═════ Page ═════

Series:
Mitch Rapp 5
My version:
Paperback
Fiction Thriller, Politics
Simon & Schuster
2001
Bought
Iraq has a nuclear weapon.
The CIA has Mitch Rapp.
Israel has discovered that Iraq is close to entering the nuclear arms race and they’ve vowed to do whatever it takes to stop them. With the Middle East teetering on the brink of chaos, the US president is forced to react. The commander in chief’f secret weapon? Top counterterrorism operative Mitch Rapp.
Israel has given the USA only two weeks to take the nukes out. After that, they will launch an attack to destroy the weapons themselves. With the haunting spectre of World War III looming, Rapp must race against time and impossible odds – tearing through the deadly alleyways of Baghdad and the corruption-riddled streets of Washington DC, taking drastic measures against anyone who dares to get in his way.
The problem with writing modern, bang-up-to-date thrillers, is that they date. Very quickly. So, it’s probably best to look at the publish date before you read and pre-judge this.
In the great scheme of things, this is the one where Rapp and his girlfriend get serious. However, it’s not all bad news. The book is the best of Vince Flynn’s (I’ve read) so far. Or the best since the second one at least. It reads, with all ends nicely tied up, like the end of a series. What it is doing, is ending the setting up of the cast of characters and motives, the state of play in Washington politics and the hierarchy of the CIA and Government, that will be used as the fundament of the unfolding of the following books. That much is clear.
The good: Separation of Power takes quite an even-handed approach to the Israeli/Arab conflict, the Middle-East situation as a whole. No hint of any pre-judged ‘weapons of mass destruction are/aren’t there’ opinions either, especially when considering that Americans were absolutely certain they were, before they got in and found they weren’t. ‘The kind of thing Saddam would have’ thinking.
The little bit good, little bit bad.

═════ Dataset content ═════

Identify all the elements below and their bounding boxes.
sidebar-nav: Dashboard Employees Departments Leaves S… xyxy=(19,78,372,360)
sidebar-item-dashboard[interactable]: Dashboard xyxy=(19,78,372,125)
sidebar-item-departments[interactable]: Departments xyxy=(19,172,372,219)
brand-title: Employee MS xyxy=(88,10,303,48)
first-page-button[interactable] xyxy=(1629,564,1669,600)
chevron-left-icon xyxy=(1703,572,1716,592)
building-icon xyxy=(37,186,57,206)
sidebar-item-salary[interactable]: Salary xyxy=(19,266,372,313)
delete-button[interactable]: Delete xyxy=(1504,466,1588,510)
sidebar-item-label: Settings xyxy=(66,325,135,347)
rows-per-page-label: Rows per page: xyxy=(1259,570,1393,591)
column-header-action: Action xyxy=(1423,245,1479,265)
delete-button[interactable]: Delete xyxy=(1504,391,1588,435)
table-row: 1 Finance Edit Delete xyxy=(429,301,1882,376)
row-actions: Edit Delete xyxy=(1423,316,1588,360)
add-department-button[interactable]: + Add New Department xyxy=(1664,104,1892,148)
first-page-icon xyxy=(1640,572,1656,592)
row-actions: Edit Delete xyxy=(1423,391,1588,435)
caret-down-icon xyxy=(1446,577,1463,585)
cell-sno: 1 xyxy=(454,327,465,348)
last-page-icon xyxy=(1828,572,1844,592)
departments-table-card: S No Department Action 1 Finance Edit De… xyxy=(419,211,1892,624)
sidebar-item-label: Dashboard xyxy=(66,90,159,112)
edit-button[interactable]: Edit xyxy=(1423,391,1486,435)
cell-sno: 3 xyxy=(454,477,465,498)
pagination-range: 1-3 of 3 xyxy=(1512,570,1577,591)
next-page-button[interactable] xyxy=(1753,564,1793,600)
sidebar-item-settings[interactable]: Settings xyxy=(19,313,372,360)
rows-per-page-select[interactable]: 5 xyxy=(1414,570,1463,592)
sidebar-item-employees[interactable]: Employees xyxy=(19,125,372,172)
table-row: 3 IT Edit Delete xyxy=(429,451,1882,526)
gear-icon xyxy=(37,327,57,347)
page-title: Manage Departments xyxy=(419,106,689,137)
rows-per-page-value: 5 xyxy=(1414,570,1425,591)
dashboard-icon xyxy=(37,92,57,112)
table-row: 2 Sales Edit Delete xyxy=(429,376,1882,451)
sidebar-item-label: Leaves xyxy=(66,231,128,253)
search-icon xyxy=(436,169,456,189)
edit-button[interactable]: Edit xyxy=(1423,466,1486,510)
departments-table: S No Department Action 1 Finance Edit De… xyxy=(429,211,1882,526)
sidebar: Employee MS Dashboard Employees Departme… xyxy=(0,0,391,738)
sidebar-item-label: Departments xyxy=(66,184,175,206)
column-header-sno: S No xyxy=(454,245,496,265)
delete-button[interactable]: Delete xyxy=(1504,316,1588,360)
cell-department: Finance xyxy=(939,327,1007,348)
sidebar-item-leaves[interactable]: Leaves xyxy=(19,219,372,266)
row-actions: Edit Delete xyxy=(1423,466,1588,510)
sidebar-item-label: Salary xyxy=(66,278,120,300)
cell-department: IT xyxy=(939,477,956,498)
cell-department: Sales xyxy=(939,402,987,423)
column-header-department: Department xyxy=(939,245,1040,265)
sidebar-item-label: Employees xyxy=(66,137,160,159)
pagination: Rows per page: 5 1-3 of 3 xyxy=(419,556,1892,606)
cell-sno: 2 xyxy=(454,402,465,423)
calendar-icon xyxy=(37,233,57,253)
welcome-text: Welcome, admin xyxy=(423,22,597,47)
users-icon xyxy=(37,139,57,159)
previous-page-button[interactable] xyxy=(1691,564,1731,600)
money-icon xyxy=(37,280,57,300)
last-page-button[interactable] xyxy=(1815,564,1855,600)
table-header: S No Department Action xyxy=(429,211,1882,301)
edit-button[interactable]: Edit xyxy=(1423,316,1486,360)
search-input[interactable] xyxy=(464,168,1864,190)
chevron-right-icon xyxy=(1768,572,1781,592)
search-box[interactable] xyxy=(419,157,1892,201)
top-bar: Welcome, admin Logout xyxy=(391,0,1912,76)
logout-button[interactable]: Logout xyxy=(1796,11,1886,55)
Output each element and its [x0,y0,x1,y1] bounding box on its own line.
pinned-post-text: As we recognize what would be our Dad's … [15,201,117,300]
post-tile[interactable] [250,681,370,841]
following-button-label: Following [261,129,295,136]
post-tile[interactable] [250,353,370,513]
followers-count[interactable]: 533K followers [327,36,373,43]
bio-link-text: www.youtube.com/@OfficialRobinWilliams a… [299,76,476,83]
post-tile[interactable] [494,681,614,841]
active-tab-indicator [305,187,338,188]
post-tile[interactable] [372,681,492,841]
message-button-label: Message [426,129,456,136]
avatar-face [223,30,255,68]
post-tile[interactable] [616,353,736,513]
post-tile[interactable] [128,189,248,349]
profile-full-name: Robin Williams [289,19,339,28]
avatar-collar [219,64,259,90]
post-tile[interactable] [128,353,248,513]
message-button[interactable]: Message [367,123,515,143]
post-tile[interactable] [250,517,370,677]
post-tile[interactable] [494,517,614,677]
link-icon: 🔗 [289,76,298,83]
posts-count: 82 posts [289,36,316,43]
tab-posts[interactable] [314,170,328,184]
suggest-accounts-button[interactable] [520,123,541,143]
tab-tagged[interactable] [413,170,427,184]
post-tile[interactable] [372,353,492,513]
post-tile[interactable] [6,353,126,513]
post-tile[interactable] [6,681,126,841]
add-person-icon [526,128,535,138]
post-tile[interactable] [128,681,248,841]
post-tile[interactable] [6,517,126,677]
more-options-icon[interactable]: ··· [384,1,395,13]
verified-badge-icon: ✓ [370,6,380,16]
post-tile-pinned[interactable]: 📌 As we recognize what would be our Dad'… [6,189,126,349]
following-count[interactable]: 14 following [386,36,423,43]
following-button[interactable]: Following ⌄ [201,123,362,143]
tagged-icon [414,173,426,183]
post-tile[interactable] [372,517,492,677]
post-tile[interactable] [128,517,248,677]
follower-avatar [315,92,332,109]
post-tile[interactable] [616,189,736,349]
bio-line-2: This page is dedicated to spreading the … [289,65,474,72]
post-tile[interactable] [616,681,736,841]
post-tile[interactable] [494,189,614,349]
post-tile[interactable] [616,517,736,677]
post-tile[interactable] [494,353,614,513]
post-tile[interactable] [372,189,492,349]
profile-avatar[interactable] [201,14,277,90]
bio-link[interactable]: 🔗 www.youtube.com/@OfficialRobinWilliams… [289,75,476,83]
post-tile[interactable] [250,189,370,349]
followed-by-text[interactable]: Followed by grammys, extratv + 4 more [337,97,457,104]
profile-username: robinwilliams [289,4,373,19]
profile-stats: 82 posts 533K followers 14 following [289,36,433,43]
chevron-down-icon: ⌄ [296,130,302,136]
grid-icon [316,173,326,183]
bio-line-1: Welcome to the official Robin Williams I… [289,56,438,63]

═════

Directive A:
Please answer these from the book review, one line each:
(i) Which publisher is listed?
(ii) How long has Israel given the USA to take out the nukes?
(iii) What year is given?
Directive B: Restate the book review starting with "In the great" and going on through "much is clear.", renaming "girlfriend" as "partner".

Written response A:
(i) Simon & Schuster
(ii) Two weeks
(iii) 2001

Written response B:
In the great scheme of things, this is the one where Rapp and his partner get serious. However, it’s not all bad news. The book is the best of Vince Flynn’s (I’ve read) so far. Or the best since the second one at least. It reads, with all ends nicely tied up, like the end of a series. What it is doing, is ending the setting up of the cast of characters and motives, the state of play in Washington politics and the hierarchy of the CIA and Government, that will be used as the fundament of the unfolding of the following books. That much is clear.